Task requirements
Scan the lines below for the word "Roma". Copy each line you find it in.

Given records
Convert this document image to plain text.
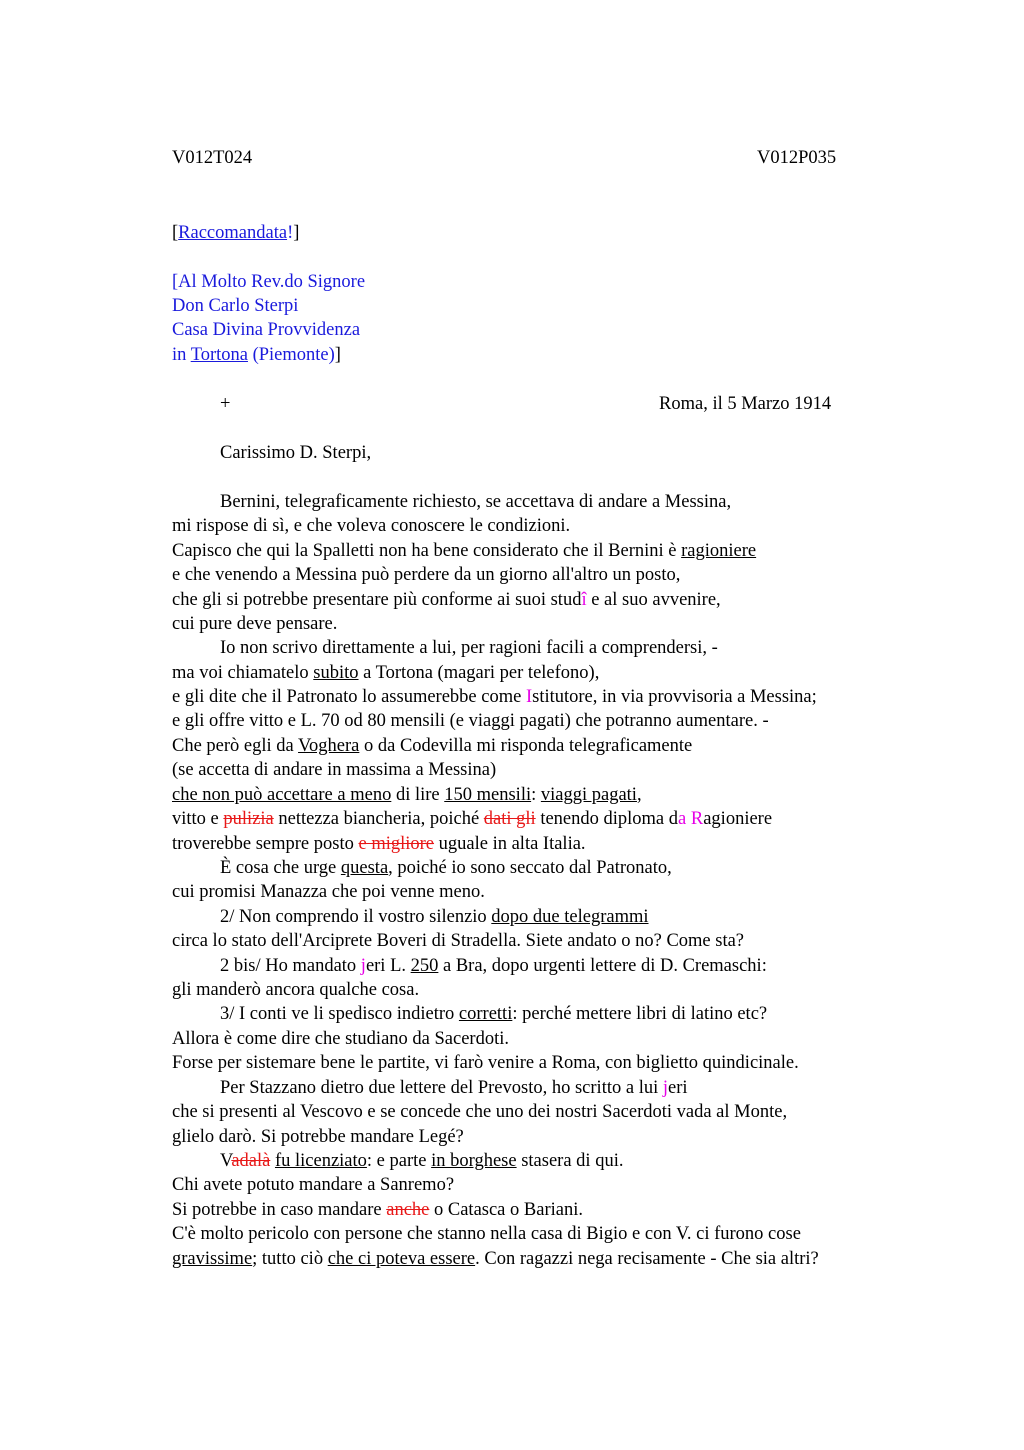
V012T024	V012P035
[Raccomandata!]
[Al Molto Rev.do Signore
Don Carlo Sterpi
Casa Divina Provvidenza
in Tortona (Piemonte)]
+	Roma, il 5 Marzo 1914
Carissimo D. Sterpi,
Bernini, telegraficamente richiesto, se accettava di andare a Messina,
mi rispose di sì, e che voleva conoscere le condizioni.
Capisco che qui la Spalletti non ha bene considerato che il Bernini è ragioniere
e che venendo a Messina può perdere da un giorno all'altro un posto,
che gli si potrebbe presentare più conforme ai suoi studî e al suo avvenire,
cui pure deve pensare.
Io non scrivo direttamente a lui, per ragioni facili a comprendersi, -
ma voi chiamatelo subito a Tortona (magari per telefono),
e gli dite che il Patronato lo assumerebbe come Istitutore, in via provvisoria a Messina;
e gli offre vitto e L. 70 od 80 mensili (e viaggi pagati) che potranno aumentare. -
Che però egli da Voghera o da Codevilla mi risponda telegraficamente
(se accetta di andare in massima a Messina)
che non può accettare a meno di lire 150 mensili: viaggi pagati,
vitto e pulizia nettezza biancheria, poiché dati gli tenendo diploma da Ragioniere
troverebbe sempre posto e migliore uguale in alta Italia.
È cosa che urge questa, poiché io sono seccato dal Patronato,
cui promisi Manazza che poi venne meno.
2/ Non comprendo il vostro silenzio dopo due telegrammi
circa lo stato dell'Arciprete Boveri di Stradella. Siete andato o no? Come sta?
2 bis/ Ho mandato jeri L. 250 a Bra, dopo urgenti lettere di D. Cremaschi:
gli manderò ancora qualche cosa.
3/ I conti ve li spedisco indietro corretti: perché mettere libri di latino etc?
Allora è come dire che studiano da Sacerdoti.
Forse per sistemare bene le partite, vi farò venire a Roma, con biglietto quindicinale.
Per Stazzano dietro due lettere del Prevosto, ho scritto a lui jeri
che si presenti al Vescovo e se concede che uno dei nostri Sacerdoti vada al Monte,
glielo darò. Si potrebbe mandare Legé?
Vadalà fu licenziato: e parte in borghese stasera di qui.
Chi avete potuto mandare a Sanremo?
Si potrebbe in caso mandare anche o Catasca o Bariani.
C'è molto pericolo con persone che stanno nella casa di Bigio e con V. ci furono cose
gravissime; tutto ciò che ci poteva essere. Con ragazzi nega recisamente - Che sia altri?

Result of the task
+	Roma, il 5 Marzo 1914
Forse per sistemare bene le partite, vi farò venire a Roma, con biglietto quindicinale.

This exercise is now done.